Stated problem:
Please retype the data in full and exactly; the pictures are not part of the copy.

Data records
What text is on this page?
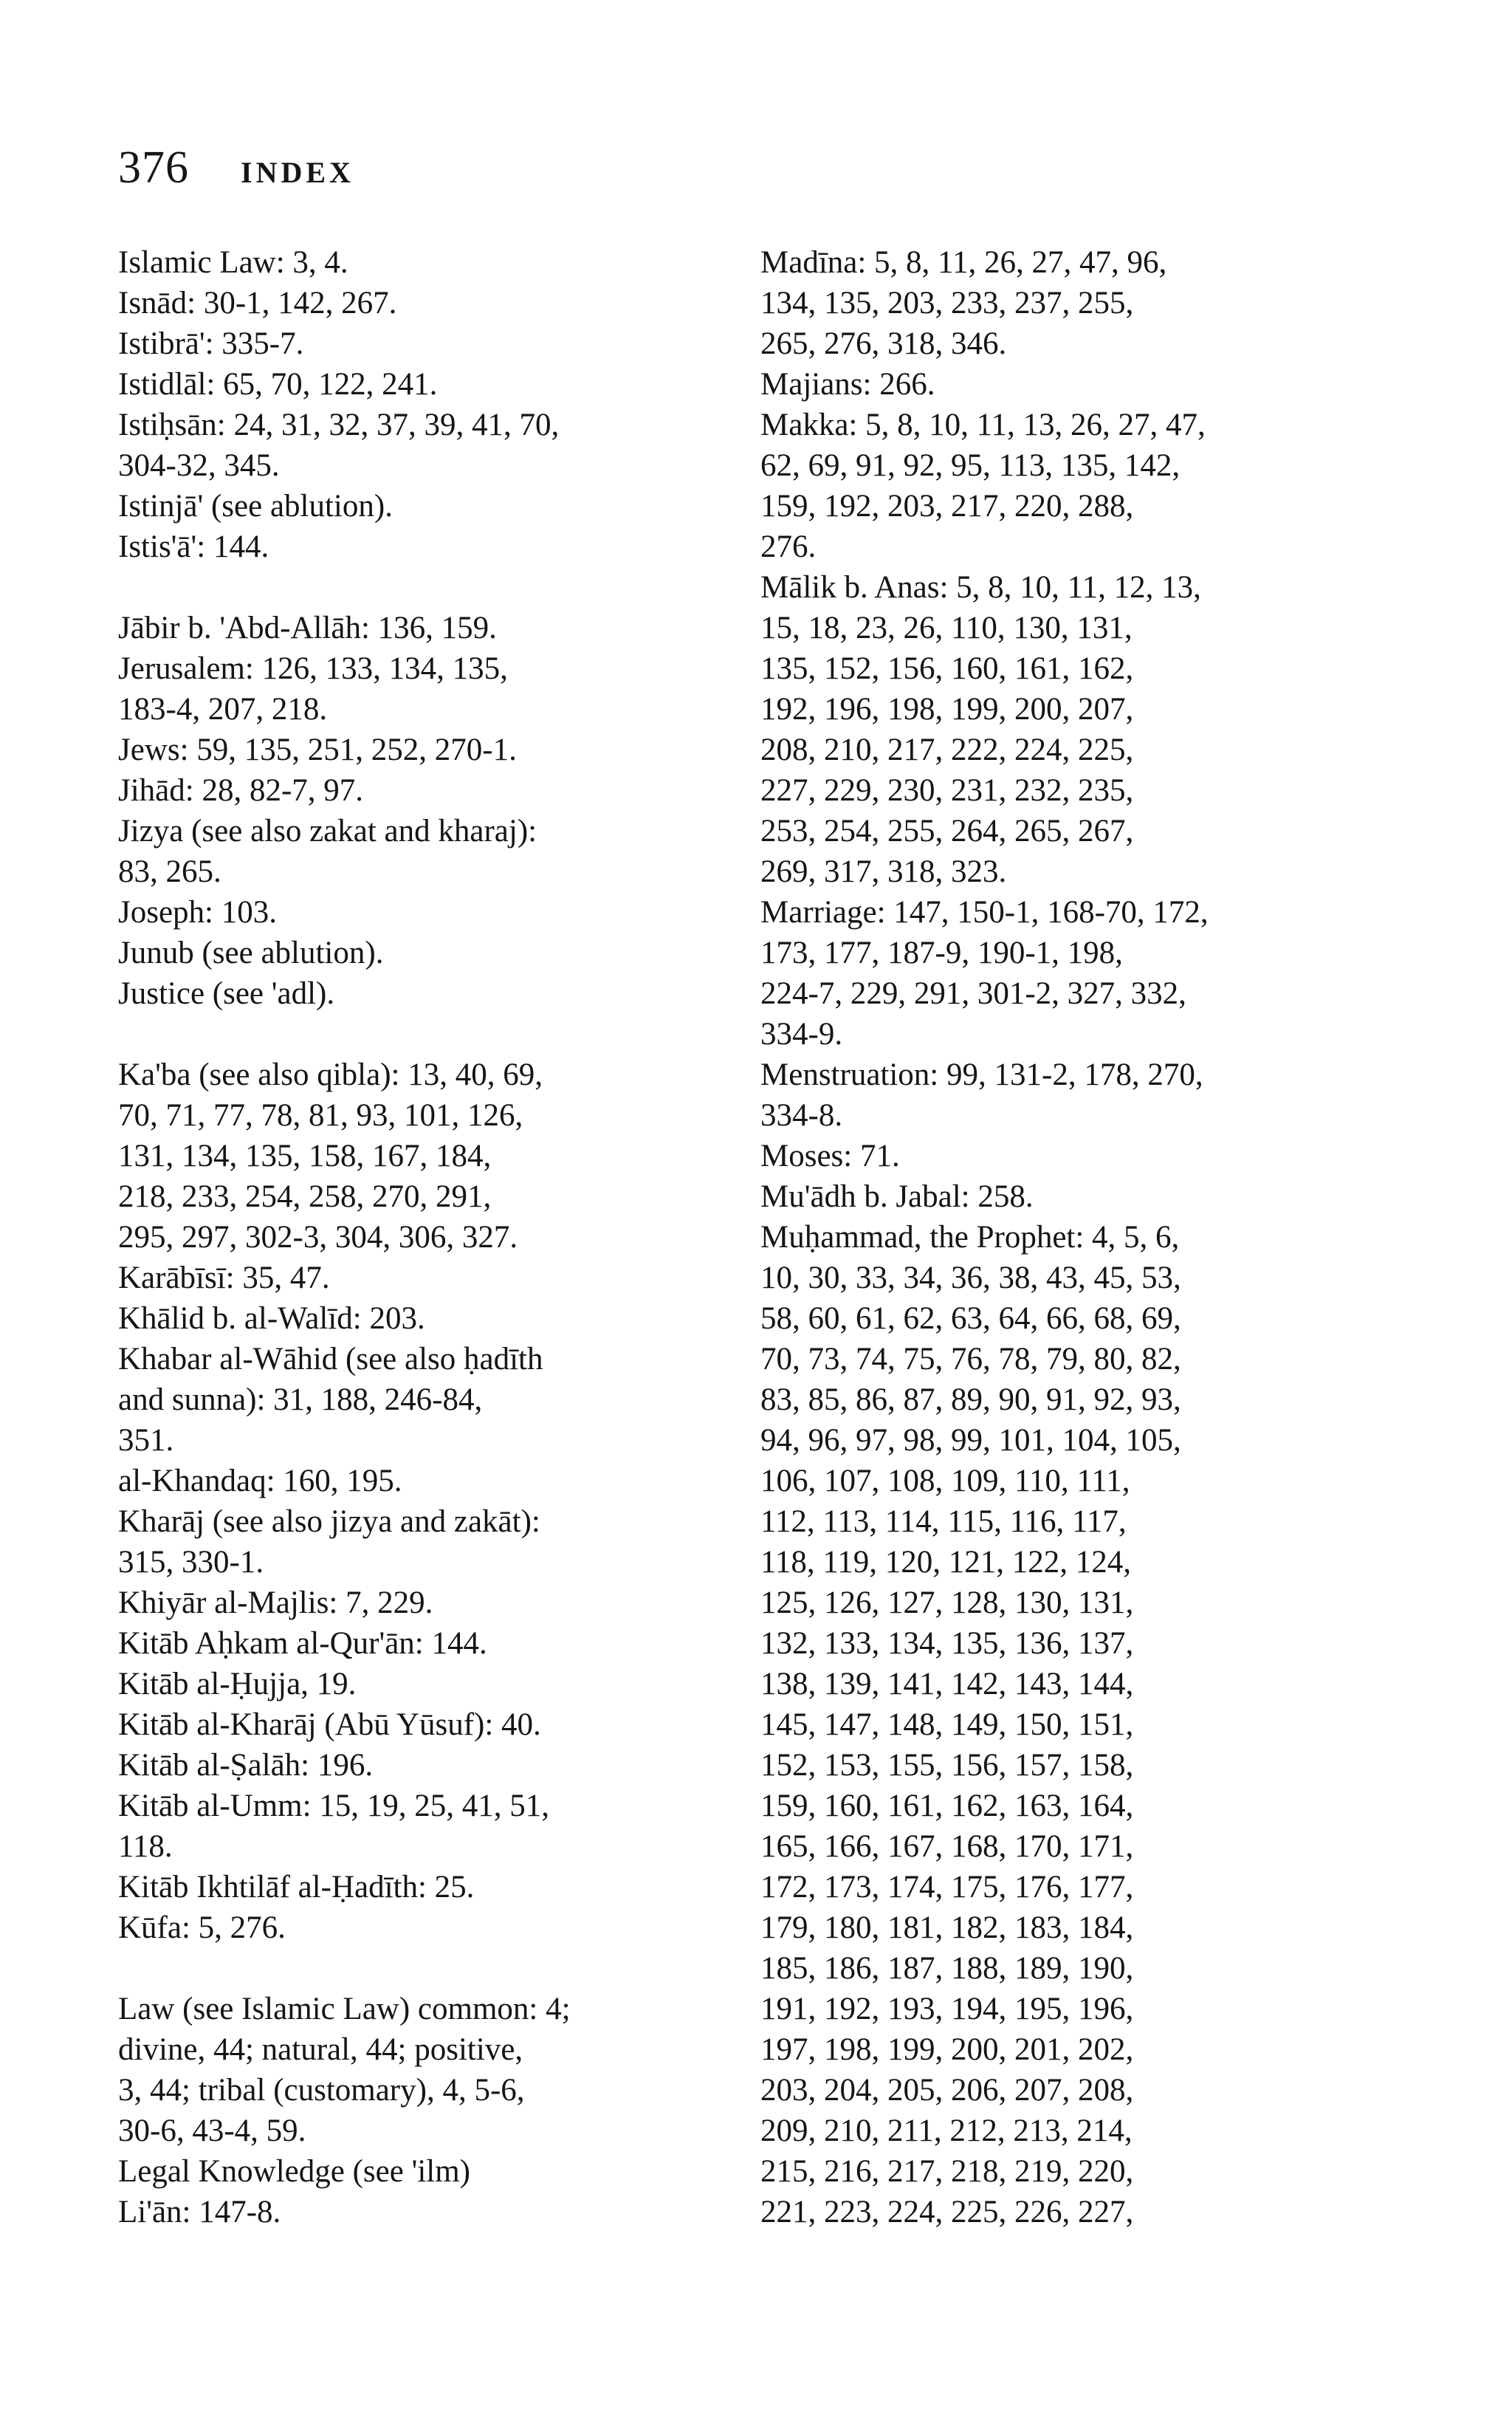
376 INDEX
Islamic Law: 3, 4.
Isnād: 30-1, 142, 267.
Istibrā': 335-7.
Istidlāl: 65, 70, 122, 241.
Istiḥsān: 24, 31, 32, 37, 39, 41, 70,
304-32, 345.
Istinjā' (see ablution).
Istis'ā': 144.
Jābir b. 'Abd-Allāh: 136, 159.
Jerusalem: 126, 133, 134, 135,
183-4, 207, 218.
Jews: 59, 135, 251, 252, 270-1.
Jihād: 28, 82-7, 97.
Jizya (see also zakat and kharaj):
83, 265.
Joseph: 103.
Junub (see ablution).
Justice (see 'adl).
Ka'ba (see also qibla): 13, 40, 69,
70, 71, 77, 78, 81, 93, 101, 126,
131, 134, 135, 158, 167, 184,
218, 233, 254, 258, 270, 291,
295, 297, 302-3, 304, 306, 327.
Karābīsī: 35, 47.
Khālid b. al-Walīd: 203.
Khabar al-Wāhid (see also ḥadīth
and sunna): 31, 188, 246-84,
351.
al-Khandaq: 160, 195.
Kharāj (see also jizya and zakāt):
315, 330-1.
Khiyār al-Majlis: 7, 229.
Kitāb Aḥkam al-Qur'ān: 144.
Kitāb al-Ḥujja, 19.
Kitāb al-Kharāj (Abū Yūsuf): 40.
Kitāb al-Ṣalāh: 196.
Kitāb al-Umm: 15, 19, 25, 41, 51,
118.
Kitāb Ikhtilāf al-Ḥadīth: 25.
Kūfa: 5, 276.
Law (see Islamic Law) common: 4;
divine, 44; natural, 44; positive,
3, 44; tribal (customary), 4, 5-6,
30-6, 43-4, 59.
Legal Knowledge (see 'ilm)
Li'ān: 147-8.
Madīna: 5, 8, 11, 26, 27, 47, 96,
134, 135, 203, 233, 237, 255,
265, 276, 318, 346.
Majians: 266.
Makka: 5, 8, 10, 11, 13, 26, 27, 47,
62, 69, 91, 92, 95, 113, 135, 142,
159, 192, 203, 217, 220, 288,
276.
Mālik b. Anas: 5, 8, 10, 11, 12, 13,
15, 18, 23, 26, 110, 130, 131,
135, 152, 156, 160, 161, 162,
192, 196, 198, 199, 200, 207,
208, 210, 217, 222, 224, 225,
227, 229, 230, 231, 232, 235,
253, 254, 255, 264, 265, 267,
269, 317, 318, 323.
Marriage: 147, 150-1, 168-70, 172,
173, 177, 187-9, 190-1, 198,
224-7, 229, 291, 301-2, 327, 332,
334-9.
Menstruation: 99, 131-2, 178, 270,
334-8.
Moses: 71.
Mu'ādh b. Jabal: 258.
Muḥammad, the Prophet: 4, 5, 6,
10, 30, 33, 34, 36, 38, 43, 45, 53,
58, 60, 61, 62, 63, 64, 66, 68, 69,
70, 73, 74, 75, 76, 78, 79, 80, 82,
83, 85, 86, 87, 89, 90, 91, 92, 93,
94, 96, 97, 98, 99, 101, 104, 105,
106, 107, 108, 109, 110, 111,
112, 113, 114, 115, 116, 117,
118, 119, 120, 121, 122, 124,
125, 126, 127, 128, 130, 131,
132, 133, 134, 135, 136, 137,
138, 139, 141, 142, 143, 144,
145, 147, 148, 149, 150, 151,
152, 153, 155, 156, 157, 158,
159, 160, 161, 162, 163, 164,
165, 166, 167, 168, 170, 171,
172, 173, 174, 175, 176, 177,
179, 180, 181, 182, 183, 184,
185, 186, 187, 188, 189, 190,
191, 192, 193, 194, 195, 196,
197, 198, 199, 200, 201, 202,
203, 204, 205, 206, 207, 208,
209, 210, 211, 212, 213, 214,
215, 216, 217, 218, 219, 220,
221, 223, 224, 225, 226, 227,
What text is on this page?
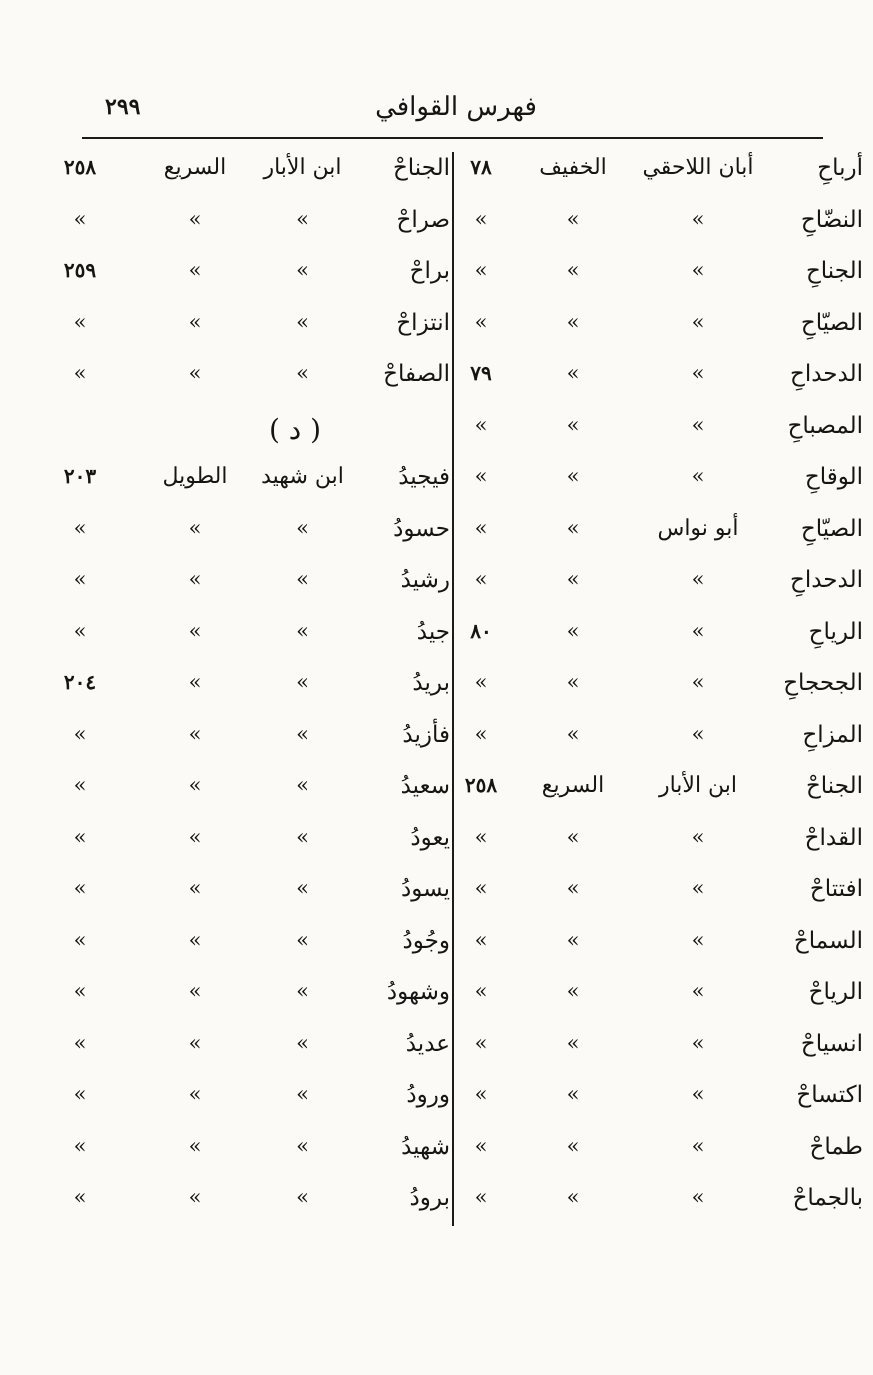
٢٩٩	فهرس القوافي
أرباحِ
أبان اللاحقي
الخفيف
٧٨
النضّاحِ
»
»
»
الجناحِ
»
»
»
الصيّاحِ
»
»
»
الدحداحِ
»
»
٧٩
المصباحِ
»
»
»
الوقاحِ
»
»
»
الصيّاحِ
أبو نواس
»
»
الدحداحِ
»
»
»
الرياحِ
»
»
٨٠
الجحجاحِ
»
»
»
المزاحِ
»
»
»
الجناحْ
ابن الأبار
السريع
٢٥٨
القداحْ
»
»
»
افتتاحْ
»
»
»
السماحْ
»
»
»
الرياحْ
»
»
»
انسياحْ
»
»
»
اكتساحْ
»
»
»
طماحْ
»
»
»
بالجماحْ
»
»
»
الجناحْ
ابن الأبار
السريع
٢٥٨
صراحْ
»
»
»
براحْ
»
»
٢٥٩
انتزاحْ
»
»
»
الصفاحْ
»
»
»
( د )
فيجيدُ
ابن شهيد
الطويل
٢٠٣
حسودُ
»
»
»
رشيدُ
»
»
»
جيدُ
»
»
»
بريدُ
»
»
٢٠٤
فأزيدُ
»
»
»
سعيدُ
»
»
»
يعودُ
»
»
»
يسودُ
»
»
»
وجُودُ
»
»
»
وشهودُ
»
»
»
عديدُ
»
»
»
ورودُ
»
»
»
شهيدُ
»
»
»
برودُ
»
»
»
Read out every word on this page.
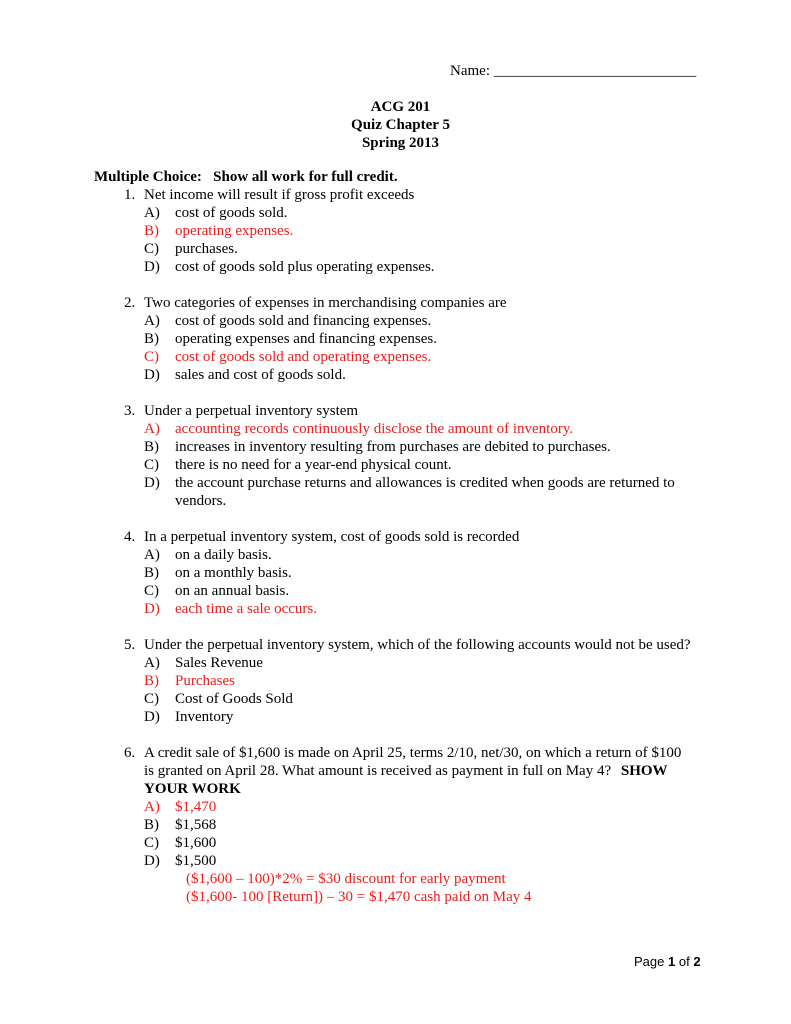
Name: ___________________________
ACG 201
Quiz Chapter 5
Spring 2013
Multiple Choice:   Show all work for full credit.
1. Net income will result if gross profit exceeds
A) cost of goods sold.
B) operating expenses.
C) purchases.
D) cost of goods sold plus operating expenses.
2. Two categories of expenses in merchandising companies are
A) cost of goods sold and financing expenses.
B) operating expenses and financing expenses.
C) cost of goods sold and operating expenses.
D) sales and cost of goods sold.
3. Under a perpetual inventory system
A) accounting records continuously disclose the amount of inventory.
B) increases in inventory resulting from purchases are debited to purchases.
C) there is no need for a year-end physical count.
D) the account purchase returns and allowances is credited when goods are returned to vendors.
4. In a perpetual inventory system, cost of goods sold is recorded
A) on a daily basis.
B) on a monthly basis.
C) on an annual basis.
D) each time a sale occurs.
5. Under the perpetual inventory system, which of the following accounts would not be used?
A) Sales Revenue
B) Purchases
C) Cost of Goods Sold
D) Inventory
6. A credit sale of $1,600 is made on April 25, terms 2/10, net/30, on which a return of $100 is granted on April 28. What amount is received as payment in full on May 4? SHOW YOUR WORK
A) $1,470
B) $1,568
C) $1,600
D) $1,500
($1,600 – 100)*2% = $30 discount for early payment
($1,600- 100 [Return]) – 30 = $1,470 cash paid on May 4
Page 1 of 2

Answer to this exercise:
What text is on this page?
376 INDEX
Islamic Law: 3, 4.
Isnād: 30-1, 142, 267.
Istibrā': 335-7.
Istidlāl: 65, 70, 122, 241.
Istiḥsān: 24, 31, 32, 37, 39, 41, 70,
304-32, 345.
Istinjā' (see ablution).
Istis'ā': 144.
Jābir b. 'Abd-Allāh: 136, 159.
Jerusalem: 126, 133, 134, 135,
183-4, 207, 218.
Jews: 59, 135, 251, 252, 270-1.
Jihād: 28, 82-7, 97.
Jizya (see also zakat and kharaj):
83, 265.
Joseph: 103.
Junub (see ablution).
Justice (see 'adl).
Ka'ba (see also qibla): 13, 40, 69,
70, 71, 77, 78, 81, 93, 101, 126,
131, 134, 135, 158, 167, 184,
218, 233, 254, 258, 270, 291,
295, 297, 302-3, 304, 306, 327.
Karābīsī: 35, 47.
Khālid b. al-Walīd: 203.
Khabar al-Wāhid (see also ḥadīth
and sunna): 31, 188, 246-84,
351.
al-Khandaq: 160, 195.
Kharāj (see also jizya and zakāt):
315, 330-1.
Khiyār al-Majlis: 7, 229.
Kitāb Aḥkam al-Qur'ān: 144.
Kitāb al-Ḥujja, 19.
Kitāb al-Kharāj (Abū Yūsuf): 40.
Kitāb al-Ṣalāh: 196.
Kitāb al-Umm: 15, 19, 25, 41, 51,
118.
Kitāb Ikhtilāf al-Ḥadīth: 25.
Kūfa: 5, 276.
Law (see Islamic Law) common: 4;
divine, 44; natural, 44; positive,
3, 44; tribal (customary), 4, 5-6,
30-6, 43-4, 59.
Legal Knowledge (see 'ilm)
Li'ān: 147-8.
Madīna: 5, 8, 11, 26, 27, 47, 96,
134, 135, 203, 233, 237, 255,
265, 276, 318, 346.
Majians: 266.
Makka: 5, 8, 10, 11, 13, 26, 27, 47,
62, 69, 91, 92, 95, 113, 135, 142,
159, 192, 203, 217, 220, 288,
276.
Mālik b. Anas: 5, 8, 10, 11, 12, 13,
15, 18, 23, 26, 110, 130, 131,
135, 152, 156, 160, 161, 162,
192, 196, 198, 199, 200, 207,
208, 210, 217, 222, 224, 225,
227, 229, 230, 231, 232, 235,
253, 254, 255, 264, 265, 267,
269, 317, 318, 323.
Marriage: 147, 150-1, 168-70, 172,
173, 177, 187-9, 190-1, 198,
224-7, 229, 291, 301-2, 327, 332,
334-9.
Menstruation: 99, 131-2, 178, 270,
334-8.
Moses: 71.
Mu'ādh b. Jabal: 258.
Muḥammad, the Prophet: 4, 5, 6,
10, 30, 33, 34, 36, 38, 43, 45, 53,
58, 60, 61, 62, 63, 64, 66, 68, 69,
70, 73, 74, 75, 76, 78, 79, 80, 82,
83, 85, 86, 87, 89, 90, 91, 92, 93,
94, 96, 97, 98, 99, 101, 104, 105,
106, 107, 108, 109, 110, 111,
112, 113, 114, 115, 116, 117,
118, 119, 120, 121, 122, 124,
125, 126, 127, 128, 130, 131,
132, 133, 134, 135, 136, 137,
138, 139, 141, 142, 143, 144,
145, 147, 148, 149, 150, 151,
152, 153, 155, 156, 157, 158,
159, 160, 161, 162, 163, 164,
165, 166, 167, 168, 170, 171,
172, 173, 174, 175, 176, 177,
179, 180, 181, 182, 183, 184,
185, 186, 187, 188, 189, 190,
191, 192, 193, 194, 195, 196,
197, 198, 199, 200, 201, 202,
203, 204, 205, 206, 207, 208,
209, 210, 211, 212, 213, 214,
215, 216, 217, 218, 219, 220,
221, 223, 224, 225, 226, 227,
What text is on this page?
٢٩٩	فهرس القوافي
أرباحِ
أبان اللاحقي
الخفيف
٧٨
النضّاحِ
»
»
»
الجناحِ
»
»
»
الصيّاحِ
»
»
»
الدحداحِ
»
»
٧٩
المصباحِ
»
»
»
الوقاحِ
»
»
»
الصيّاحِ
أبو نواس
»
»
الدحداحِ
»
»
»
الرياحِ
»
»
٨٠
الجحجاحِ
»
»
»
المزاحِ
»
»
»
الجناحْ
ابن الأبار
السريع
٢٥٨
القداحْ
»
»
»
افتتاحْ
»
»
»
السماحْ
»
»
»
الرياحْ
»
»
»
انسياحْ
»
»
»
اكتساحْ
»
»
»
طماحْ
»
»
»
بالجماحْ
»
»
»
الجناحْ
ابن الأبار
السريع
٢٥٨
صراحْ
»
»
»
براحْ
»
»
٢٥٩
انتزاحْ
»
»
»
الصفاحْ
»
»
»
( د )
فيجيدُ
ابن شهيد
الطويل
٢٠٣
حسودُ
»
»
»
رشيدُ
»
»
»
جيدُ
»
»
»
بريدُ
»
»
٢٠٤
فأزيدُ
»
»
»
سعيدُ
»
»
»
يعودُ
»
»
»
يسودُ
»
»
»
وجُودُ
»
»
»
وشهودُ
»
»
»
عديدُ
»
»
»
ورودُ
»
»
»
شهيدُ
»
»
»
برودُ
»
»
»
Read out every word on this page.
Name: ___________________________
ACG 201
Quiz Chapter 5
Spring 2013
Multiple Choice:   Show all work for full credit.
1. Net income will result if gross profit exceeds
A) cost of goods sold.
B) operating expenses.
C) purchases.
D) cost of goods sold plus operating expenses.
2. Two categories of expenses in merchandising companies are
A) cost of goods sold and financing expenses.
B) operating expenses and financing expenses.
C) cost of goods sold and operating expenses.
D) sales and cost of goods sold.
3. Under a perpetual inventory system
A) accounting records continuously disclose the amount of inventory.
B) increases in inventory resulting from purchases are debited to purchases.
C) there is no need for a year-end physical count.
D) the account purchase returns and allowances is credited when goods are returned to vendors.
4. In a perpetual inventory system, cost of goods sold is recorded
A) on a daily basis.
B) on a monthly basis.
C) on an annual basis.
D) each time a sale occurs.
5. Under the perpetual inventory system, which of the following accounts would not be used?
A) Sales Revenue
B) Purchases
C) Cost of Goods Sold
D) Inventory
6. A credit sale of $1,600 is made on April 25, terms 2/10, net/30, on which a return of $100 is granted on April 28. What amount is received as payment in full on May 4? SHOW YOUR WORK
A) $1,470
B) $1,568
C) $1,600
D) $1,500
($1,600 – 100)*2% = $30 discount for early payment
($1,600- 100 [Return]) – 30 = $1,470 cash paid on May 4
Page 1 of 2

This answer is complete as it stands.